Figure collection entries
################

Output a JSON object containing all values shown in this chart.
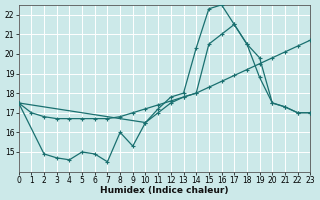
{
  "xlabel": "Humidex (Indice chaleur)",
  "bg_color": "#cce9e9",
  "grid_color": "#b8d8d8",
  "line_color": "#1a7070",
  "xlim": [
    0,
    23
  ],
  "ylim": [
    14.0,
    22.5
  ],
  "yticks": [
    15,
    16,
    17,
    18,
    19,
    20,
    21,
    22
  ],
  "xticks": [
    0,
    1,
    2,
    3,
    4,
    5,
    6,
    7,
    8,
    9,
    10,
    11,
    12,
    13,
    14,
    15,
    16,
    17,
    18,
    19,
    20,
    21,
    22,
    23
  ],
  "line_smooth_x": [
    0,
    1,
    2,
    3,
    4,
    5,
    6,
    7,
    8,
    9,
    10,
    11,
    12,
    13,
    14,
    15,
    16,
    17,
    18,
    19,
    20,
    21,
    22,
    23
  ],
  "line_smooth_y": [
    17.5,
    17.0,
    16.8,
    16.7,
    16.7,
    16.7,
    16.7,
    16.7,
    16.8,
    17.0,
    17.2,
    17.4,
    17.6,
    17.8,
    18.0,
    18.3,
    18.6,
    18.9,
    19.2,
    19.5,
    19.8,
    20.1,
    20.4,
    20.7
  ],
  "line_peak_x": [
    0,
    2,
    3,
    4,
    5,
    6,
    7,
    8,
    9,
    10,
    11,
    12,
    13,
    14,
    15,
    16,
    17,
    18,
    19,
    20,
    21,
    22,
    23
  ],
  "line_peak_y": [
    17.5,
    14.9,
    14.7,
    14.6,
    15.0,
    14.9,
    14.5,
    16.0,
    15.3,
    16.5,
    17.2,
    17.8,
    18.0,
    20.3,
    22.3,
    22.5,
    21.5,
    20.5,
    18.8,
    17.5,
    17.3,
    17.0,
    17.0
  ],
  "line_diag_x": [
    0,
    10,
    11,
    12,
    13,
    14,
    15,
    16,
    17,
    18,
    19,
    20,
    21,
    22,
    23
  ],
  "line_diag_y": [
    17.5,
    16.5,
    17.0,
    17.5,
    17.8,
    18.0,
    20.5,
    21.0,
    21.5,
    20.5,
    19.8,
    17.5,
    17.3,
    17.0,
    17.0
  ]
}
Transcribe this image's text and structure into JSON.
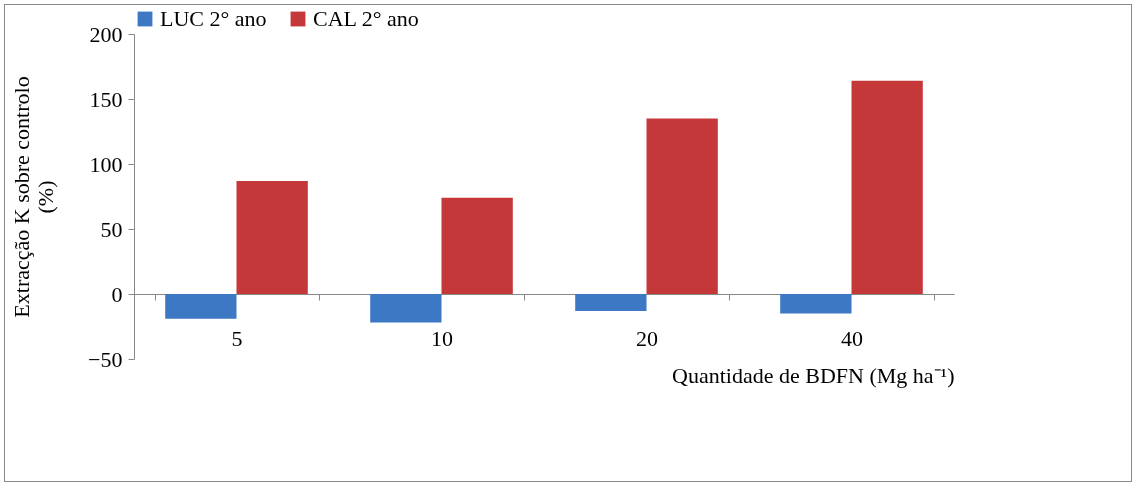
{
  "chart_data": {
    "type": "bar",
    "categories": [
      "5",
      "10",
      "20",
      "40"
    ],
    "series": [
      {
        "name": "LUC 2° ano",
        "color": "#3c78c4",
        "values": [
          -19,
          -22,
          -13,
          -15
        ]
      },
      {
        "name": "CAL 2° ano",
        "color": "#c4383a",
        "values": [
          87,
          74,
          135,
          164
        ]
      }
    ],
    "ylim": [
      -50,
      200
    ],
    "yticks": [
      -50,
      0,
      50,
      100,
      150,
      200
    ],
    "xlabel": "Quantidade de BDFN (Mg ha⁻¹)",
    "ylabel": "Extracção K sobre  controlo\n(%)",
    "grid": false,
    "legend": "top"
  }
}
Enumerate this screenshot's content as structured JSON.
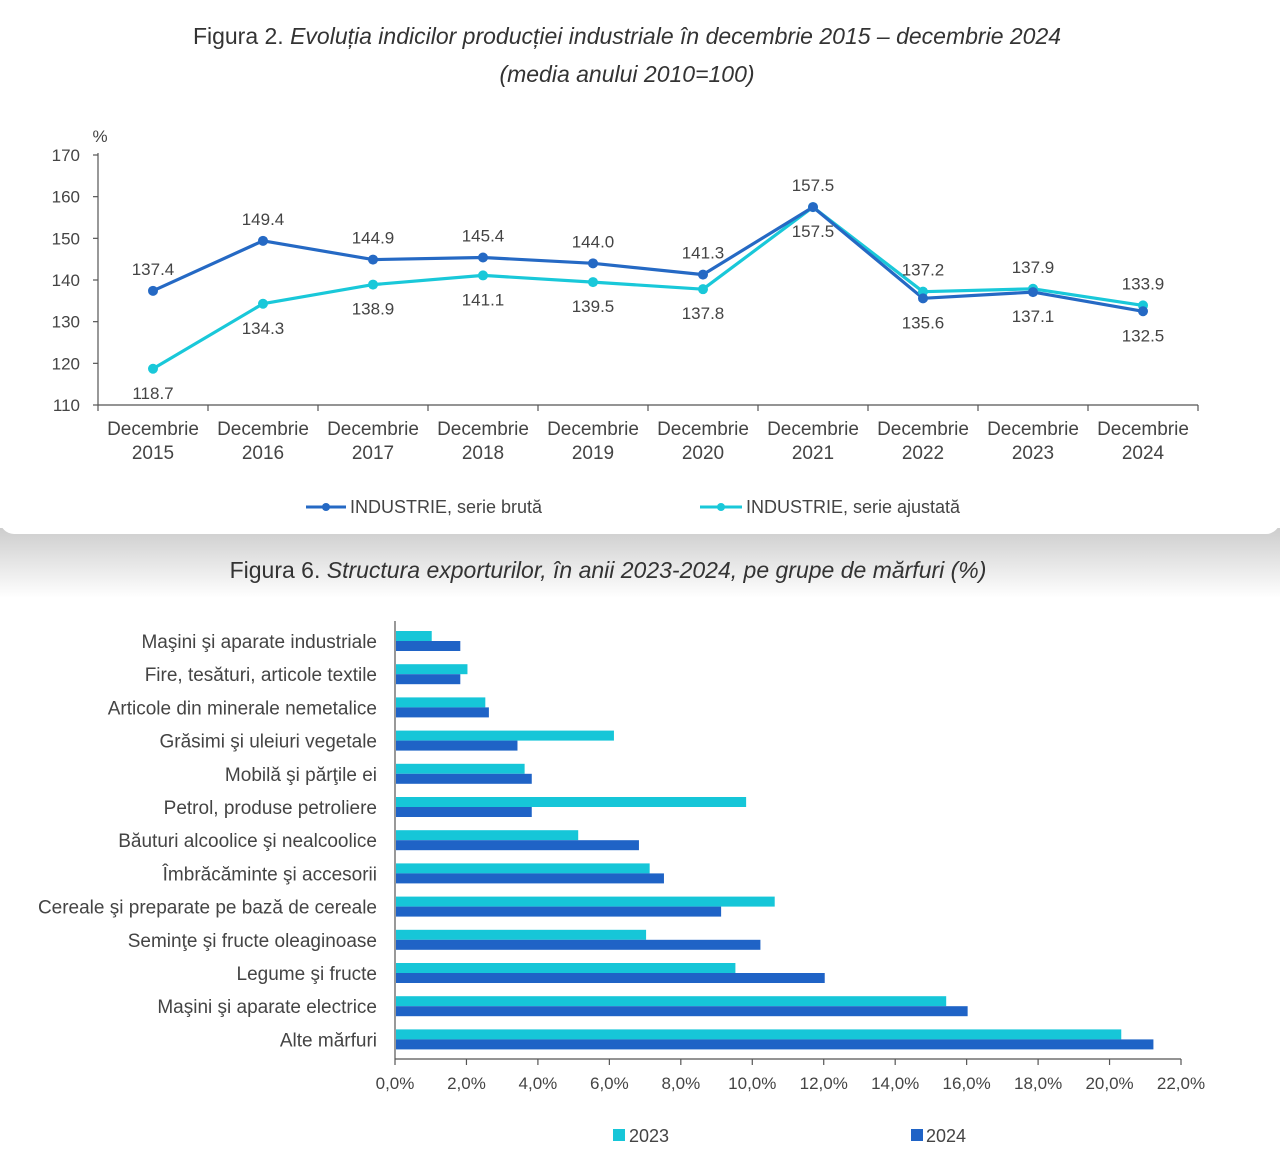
{
  "figure2": {
    "title_prefix": "Figura 2.",
    "title_italic": "Evoluția indicilor producției industriale în decembrie 2015 – decembrie 2024",
    "subtitle": "(media anului 2010=100)",
    "chart_data": {
      "type": "line",
      "ylabel": "%",
      "ylim": [
        110,
        170
      ],
      "yticks": [
        110,
        120,
        130,
        140,
        150,
        160,
        170
      ],
      "categories": [
        [
          "Decembrie",
          "2015"
        ],
        [
          "Decembrie",
          "2016"
        ],
        [
          "Decembrie",
          "2017"
        ],
        [
          "Decembrie",
          "2018"
        ],
        [
          "Decembrie",
          "2019"
        ],
        [
          "Decembrie",
          "2020"
        ],
        [
          "Decembrie",
          "2021"
        ],
        [
          "Decembrie",
          "2022"
        ],
        [
          "Decembrie",
          "2023"
        ],
        [
          "Decembrie",
          "2024"
        ]
      ],
      "series": [
        {
          "name": "INDUSTRIE, serie brută",
          "color": "#2569c4",
          "values": [
            137.4,
            149.4,
            144.9,
            145.4,
            144.0,
            141.3,
            157.5,
            135.6,
            137.1,
            132.5
          ],
          "labels": [
            "137.4",
            "149.4",
            "144.9",
            "145.4",
            "144.0",
            "141.3",
            "157.5",
            "135.6",
            "137.1",
            "132.5"
          ]
        },
        {
          "name": "INDUSTRIE, serie ajustată",
          "color": "#19c8d9",
          "values": [
            118.7,
            134.3,
            138.9,
            141.1,
            139.5,
            137.8,
            157.5,
            137.2,
            137.9,
            133.9
          ],
          "labels": [
            "118.7",
            "134.3",
            "138.9",
            "141.1",
            "139.5",
            "137.8",
            "157.5",
            "137.2",
            "137.9",
            "133.9"
          ]
        }
      ],
      "legend_position": "bottom"
    }
  },
  "figure6": {
    "title_prefix": "Figura 6.",
    "title_italic": "Structura exporturilor, în anii 2023-2024, pe grupe de mărfuri (%)",
    "chart_data": {
      "type": "bar",
      "orientation": "horizontal",
      "categories": [
        "Maşini şi aparate industriale",
        "Fire, tesături, articole textile",
        "Articole din minerale nemetalice",
        "Grăsimi şi uleiuri vegetale",
        "Mobilă şi părţile ei",
        "Petrol, produse petroliere",
        "Băuturi alcoolice şi nealcoolice",
        "Îmbrăcăminte şi accesorii",
        "Cereale şi preparate pe bază de cereale",
        "Seminţe şi fructe oleaginoase",
        "Legume şi fructe",
        "Maşini şi aparate electrice",
        "Alte mărfuri"
      ],
      "series": [
        {
          "name": "2023",
          "color": "#16c6d8",
          "values": [
            1.0,
            2.0,
            2.5,
            6.1,
            3.6,
            9.8,
            5.1,
            7.1,
            10.6,
            7.0,
            9.5,
            15.4,
            20.3
          ]
        },
        {
          "name": "2024",
          "color": "#1f63c6",
          "values": [
            1.8,
            1.8,
            2.6,
            3.4,
            3.8,
            3.8,
            6.8,
            7.5,
            9.1,
            10.2,
            12.0,
            16.0,
            21.2
          ]
        }
      ],
      "xlim": [
        0,
        22
      ],
      "xticks": [
        "0,0%",
        "2,0%",
        "4,0%",
        "6,0%",
        "8,0%",
        "10,0%",
        "12,0%",
        "14,0%",
        "16,0%",
        "18,0%",
        "20,0%",
        "22,0%"
      ],
      "legend_position": "bottom"
    }
  }
}
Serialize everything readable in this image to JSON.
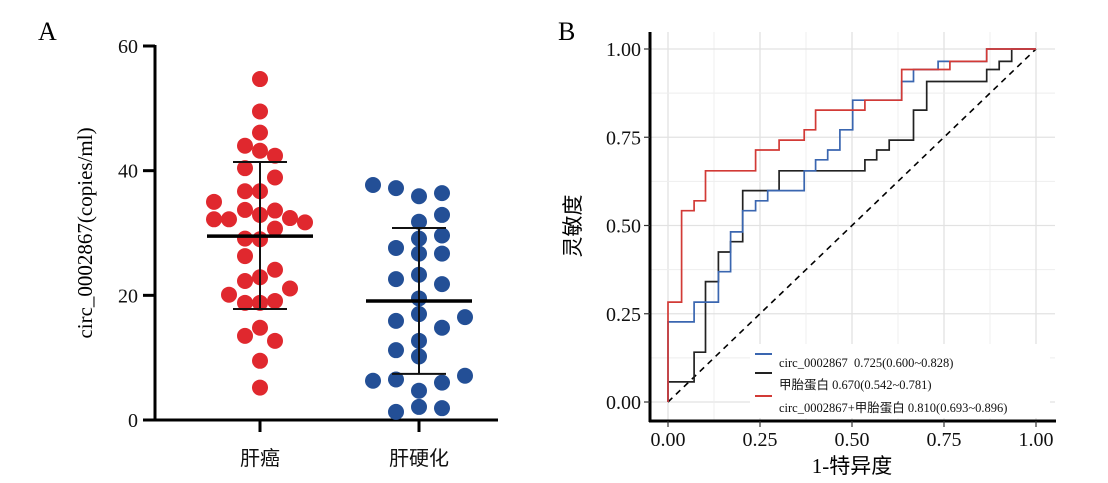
{
  "colors": {
    "liver_cancer": "#e0282e",
    "cirrhosis": "#234f96",
    "roc_circ": "#3a66b0",
    "roc_afp": "#222222",
    "roc_combined": "#d23a36",
    "grid": "#e6e6e6"
  },
  "chart_data": [
    {
      "panel": "A",
      "type": "scatter",
      "subtype": "dot plot with mean ± SD",
      "ylabel": "circ_0002867(copies/ml)",
      "ylim": [
        0,
        60
      ],
      "yticks": [
        "0",
        "20",
        "40",
        "60"
      ],
      "categories": [
        "肝癌",
        "肝硬化"
      ],
      "series": [
        {
          "name": "肝癌",
          "values": [
            54.7,
            49.5,
            46.1,
            44.0,
            43.2,
            42.4,
            40.4,
            38.9,
            36.7,
            36.7,
            35.0,
            32.2,
            32.2,
            33.7,
            32.9,
            33.6,
            32.4,
            31.7,
            30.7,
            29.1,
            29.0,
            26.3,
            24.1,
            22.9,
            22.3,
            21.1,
            20.1,
            18.8,
            18.8,
            19.1,
            14.8,
            13.5,
            12.7,
            9.5,
            5.2
          ],
          "mean": 29.5,
          "sd_upper": 41.4,
          "sd_lower": 17.8
        },
        {
          "name": "肝硬化",
          "values": [
            37.7,
            37.2,
            35.9,
            36.4,
            31.8,
            32.9,
            29.1,
            29.6,
            27.6,
            26.7,
            26.7,
            22.6,
            23.3,
            21.8,
            19.5,
            15.9,
            17.0,
            14.8,
            16.5,
            12.7,
            11.2,
            10.2,
            6.3,
            6.5,
            6.0,
            7.1,
            4.7,
            1.3,
            2.1,
            1.9
          ],
          "mean": 19.1,
          "sd_upper": 30.8,
          "sd_lower": 7.4
        }
      ]
    },
    {
      "panel": "B",
      "type": "line",
      "subtype": "ROC",
      "xlabel": "1-特异度",
      "ylabel": "灵敏度",
      "xlim": [
        0,
        1
      ],
      "ylim": [
        0,
        1
      ],
      "xticks": [
        "0.00",
        "0.25",
        "0.50",
        "0.75",
        "1.00"
      ],
      "yticks": [
        "0.00",
        "0.25",
        "0.50",
        "0.75",
        "1.00"
      ],
      "grid": true,
      "legend_position": "bottom-right",
      "series": [
        {
          "name": "circ_0002867",
          "label": "circ_0002867  0.725(0.600~0.828)",
          "points": [
            [
              0,
              0
            ],
            [
              0,
              0.227
            ],
            [
              0.071,
              0.227
            ],
            [
              0.071,
              0.283
            ],
            [
              0.137,
              0.283
            ],
            [
              0.137,
              0.369
            ],
            [
              0.17,
              0.369
            ],
            [
              0.17,
              0.482
            ],
            [
              0.203,
              0.482
            ],
            [
              0.203,
              0.542
            ],
            [
              0.238,
              0.542
            ],
            [
              0.238,
              0.57
            ],
            [
              0.271,
              0.57
            ],
            [
              0.271,
              0.599
            ],
            [
              0.37,
              0.599
            ],
            [
              0.37,
              0.655
            ],
            [
              0.401,
              0.655
            ],
            [
              0.401,
              0.686
            ],
            [
              0.434,
              0.686
            ],
            [
              0.434,
              0.714
            ],
            [
              0.467,
              0.714
            ],
            [
              0.467,
              0.771
            ],
            [
              0.502,
              0.771
            ],
            [
              0.502,
              0.855
            ],
            [
              0.635,
              0.855
            ],
            [
              0.635,
              0.908
            ],
            [
              0.667,
              0.908
            ],
            [
              0.667,
              0.942
            ],
            [
              0.734,
              0.942
            ],
            [
              0.734,
              0.965
            ],
            [
              0.866,
              0.965
            ],
            [
              0.866,
              1
            ],
            [
              1,
              1
            ]
          ]
        },
        {
          "name": "甲胎蛋白",
          "label": "甲胎蛋白 0.670(0.542~0.781)",
          "points": [
            [
              0,
              0
            ],
            [
              0,
              0.057
            ],
            [
              0.071,
              0.057
            ],
            [
              0.071,
              0.141
            ],
            [
              0.102,
              0.141
            ],
            [
              0.102,
              0.341
            ],
            [
              0.137,
              0.341
            ],
            [
              0.137,
              0.425
            ],
            [
              0.17,
              0.425
            ],
            [
              0.17,
              0.454
            ],
            [
              0.203,
              0.454
            ],
            [
              0.203,
              0.599
            ],
            [
              0.302,
              0.599
            ],
            [
              0.302,
              0.655
            ],
            [
              0.535,
              0.655
            ],
            [
              0.535,
              0.686
            ],
            [
              0.567,
              0.686
            ],
            [
              0.567,
              0.714
            ],
            [
              0.601,
              0.714
            ],
            [
              0.601,
              0.742
            ],
            [
              0.667,
              0.742
            ],
            [
              0.667,
              0.827
            ],
            [
              0.703,
              0.827
            ],
            [
              0.703,
              0.908
            ],
            [
              0.866,
              0.908
            ],
            [
              0.866,
              0.942
            ],
            [
              0.9,
              0.942
            ],
            [
              0.9,
              0.965
            ],
            [
              0.934,
              0.965
            ],
            [
              0.934,
              1
            ],
            [
              1,
              1
            ]
          ]
        },
        {
          "name": "circ_0002867+甲胎蛋白",
          "label": "circ_0002867+甲胎蛋白 0.810(0.693~0.896)",
          "points": [
            [
              0,
              0
            ],
            [
              0,
              0.283
            ],
            [
              0.037,
              0.283
            ],
            [
              0.037,
              0.542
            ],
            [
              0.071,
              0.542
            ],
            [
              0.071,
              0.57
            ],
            [
              0.102,
              0.57
            ],
            [
              0.102,
              0.655
            ],
            [
              0.238,
              0.655
            ],
            [
              0.238,
              0.714
            ],
            [
              0.302,
              0.714
            ],
            [
              0.302,
              0.742
            ],
            [
              0.37,
              0.742
            ],
            [
              0.37,
              0.771
            ],
            [
              0.401,
              0.771
            ],
            [
              0.401,
              0.827
            ],
            [
              0.535,
              0.827
            ],
            [
              0.535,
              0.855
            ],
            [
              0.635,
              0.855
            ],
            [
              0.635,
              0.942
            ],
            [
              0.766,
              0.942
            ],
            [
              0.766,
              0.965
            ],
            [
              0.866,
              0.965
            ],
            [
              0.866,
              1
            ],
            [
              1,
              1
            ]
          ]
        }
      ]
    }
  ]
}
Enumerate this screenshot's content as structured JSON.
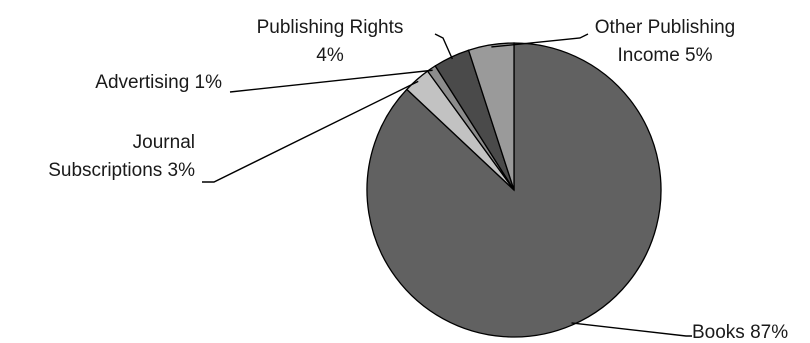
{
  "chart_data": {
    "type": "pie",
    "slices": [
      {
        "label_lines": [
          "Books 87%"
        ],
        "value": 87,
        "color": "#616161"
      },
      {
        "label_lines": [
          "Journal",
          "Subscriptions 3%"
        ],
        "value": 3,
        "color": "#c2c2c2"
      },
      {
        "label_lines": [
          "Advertising 1%"
        ],
        "value": 1,
        "color": "#8c8c8c"
      },
      {
        "label_lines": [
          "Publishing Rights",
          "4%"
        ],
        "value": 4,
        "color": "#4a4a4a"
      },
      {
        "label_lines": [
          "Other Publishing",
          "Income 5%"
        ],
        "value": 5,
        "color": "#9a9a9a"
      }
    ],
    "title": "",
    "legend": "none",
    "labels": "outside-with-leader-lines"
  }
}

################

# Exercise
From the material above, copy each line that includes the word "xlabel".

# Written solution
  "xlabel": "Humidex (Indice chaleur)",
    "xlabel": "Quantidade de BDFN (Mg ha⁻¹)",
      "xlabel": "1-特异度",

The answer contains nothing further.